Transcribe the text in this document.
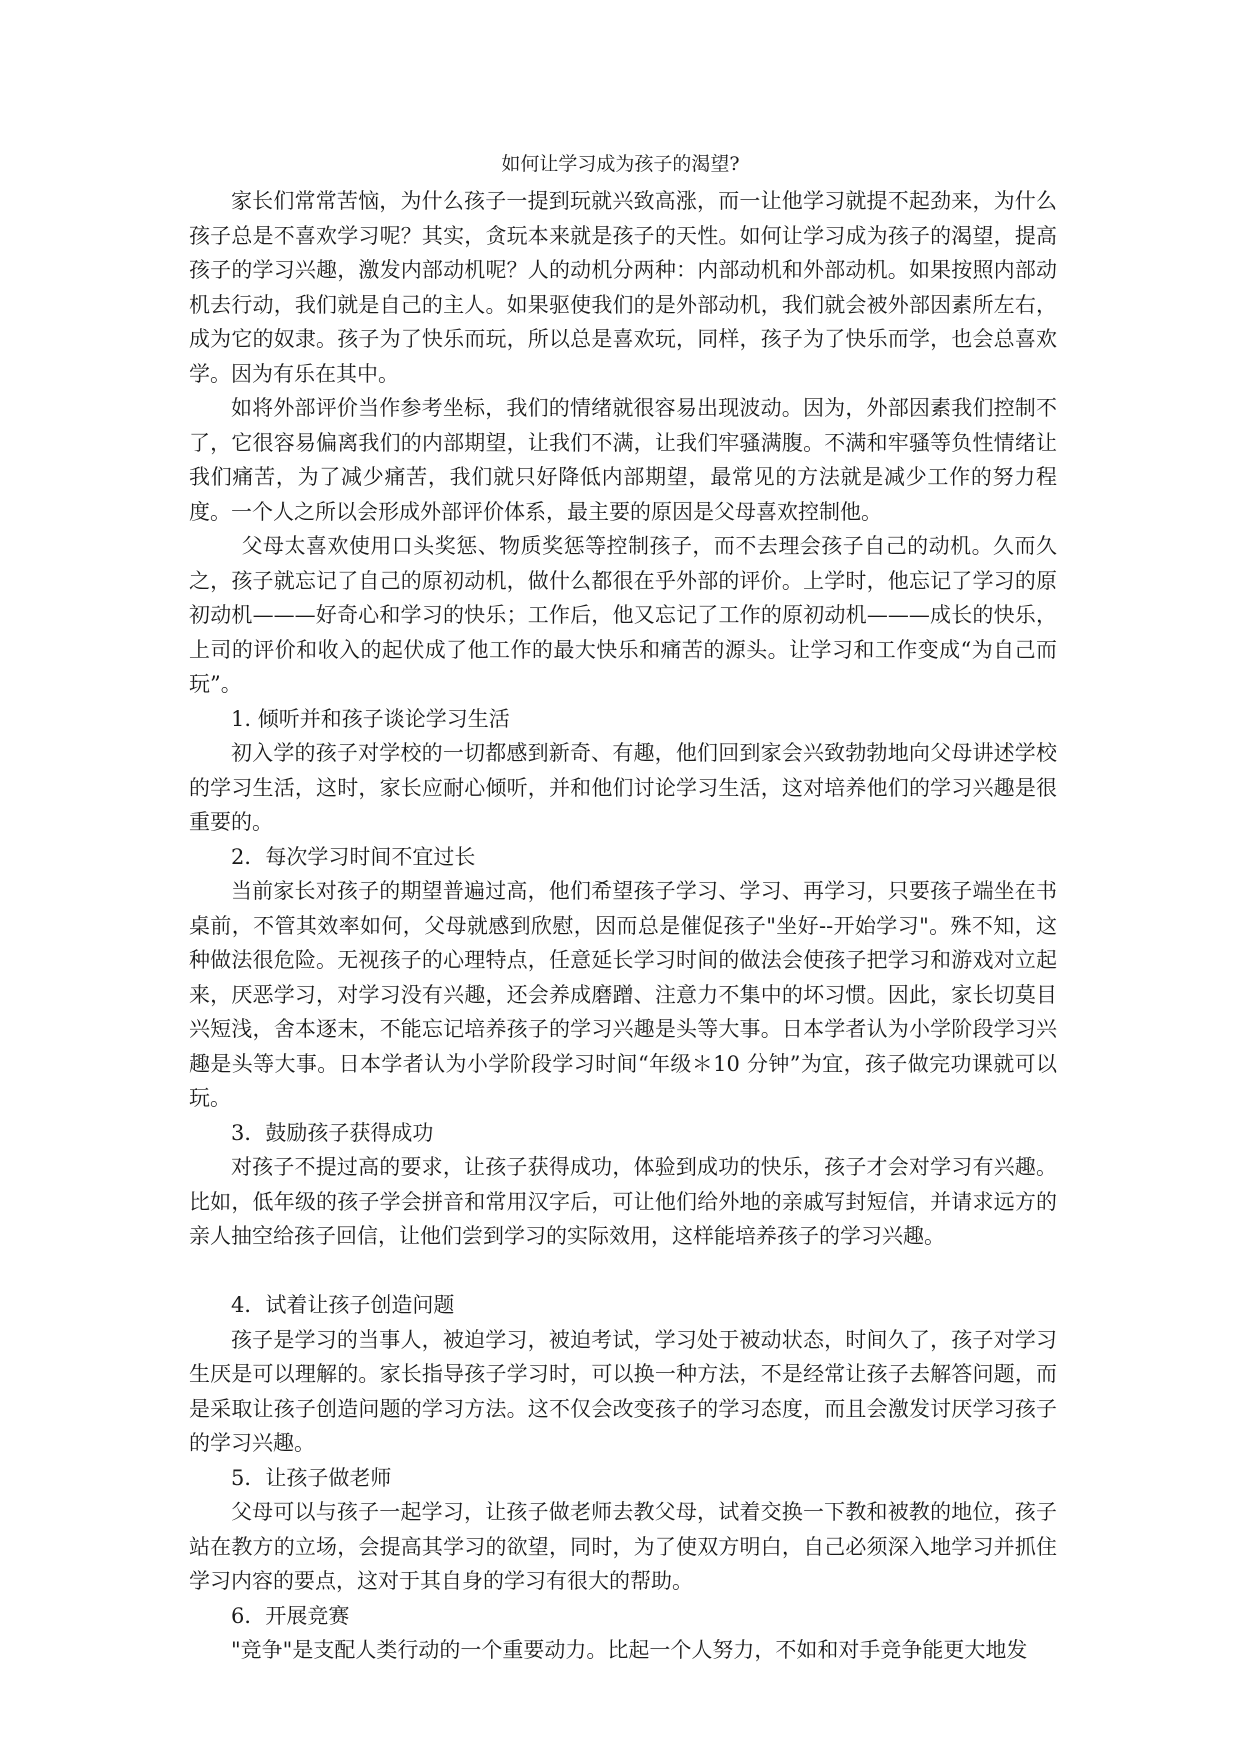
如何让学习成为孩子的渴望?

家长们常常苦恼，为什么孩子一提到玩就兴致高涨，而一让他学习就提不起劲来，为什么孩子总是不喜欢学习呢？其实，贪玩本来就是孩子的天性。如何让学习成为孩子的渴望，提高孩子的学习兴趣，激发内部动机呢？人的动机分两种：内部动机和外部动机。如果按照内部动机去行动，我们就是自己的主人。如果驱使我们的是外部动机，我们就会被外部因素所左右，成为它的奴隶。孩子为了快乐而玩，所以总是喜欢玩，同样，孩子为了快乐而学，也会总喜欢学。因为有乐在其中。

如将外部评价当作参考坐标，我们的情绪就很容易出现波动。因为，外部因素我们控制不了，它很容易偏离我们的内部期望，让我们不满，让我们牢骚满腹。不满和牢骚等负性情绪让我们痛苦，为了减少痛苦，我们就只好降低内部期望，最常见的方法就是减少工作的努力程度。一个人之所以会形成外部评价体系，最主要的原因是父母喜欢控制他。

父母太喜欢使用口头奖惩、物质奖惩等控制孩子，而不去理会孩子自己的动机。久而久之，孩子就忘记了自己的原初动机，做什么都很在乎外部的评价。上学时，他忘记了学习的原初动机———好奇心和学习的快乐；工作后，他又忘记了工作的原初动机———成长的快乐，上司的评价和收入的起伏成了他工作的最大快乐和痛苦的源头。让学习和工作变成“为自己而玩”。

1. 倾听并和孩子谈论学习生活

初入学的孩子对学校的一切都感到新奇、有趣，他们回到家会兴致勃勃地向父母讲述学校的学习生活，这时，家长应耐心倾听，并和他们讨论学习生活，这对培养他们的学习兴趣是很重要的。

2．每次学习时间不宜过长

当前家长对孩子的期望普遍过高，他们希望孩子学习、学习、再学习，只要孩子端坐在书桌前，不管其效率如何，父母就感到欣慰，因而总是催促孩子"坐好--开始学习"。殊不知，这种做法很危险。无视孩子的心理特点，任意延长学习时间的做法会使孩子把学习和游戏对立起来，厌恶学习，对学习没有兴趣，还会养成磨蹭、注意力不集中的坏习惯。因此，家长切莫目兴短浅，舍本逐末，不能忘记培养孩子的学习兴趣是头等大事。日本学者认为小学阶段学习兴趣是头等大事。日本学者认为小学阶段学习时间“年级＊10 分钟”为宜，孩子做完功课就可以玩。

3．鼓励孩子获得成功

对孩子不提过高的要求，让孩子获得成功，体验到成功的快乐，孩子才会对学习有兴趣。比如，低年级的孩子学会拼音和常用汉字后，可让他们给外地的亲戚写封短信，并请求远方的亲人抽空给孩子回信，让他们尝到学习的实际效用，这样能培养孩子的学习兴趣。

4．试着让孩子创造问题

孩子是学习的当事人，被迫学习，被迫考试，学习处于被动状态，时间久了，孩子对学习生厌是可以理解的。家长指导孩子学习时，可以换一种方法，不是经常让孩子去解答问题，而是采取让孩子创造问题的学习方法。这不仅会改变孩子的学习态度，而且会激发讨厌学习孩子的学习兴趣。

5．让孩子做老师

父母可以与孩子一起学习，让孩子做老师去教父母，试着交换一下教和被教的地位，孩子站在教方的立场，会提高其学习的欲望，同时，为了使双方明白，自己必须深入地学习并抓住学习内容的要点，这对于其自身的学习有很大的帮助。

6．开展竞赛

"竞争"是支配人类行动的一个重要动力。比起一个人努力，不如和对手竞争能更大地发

________

Problem requirements -
Tally the lines of the listing in which the word "如何让学习成为孩子的渴望" occurs, and state the total alone.

Written response -
2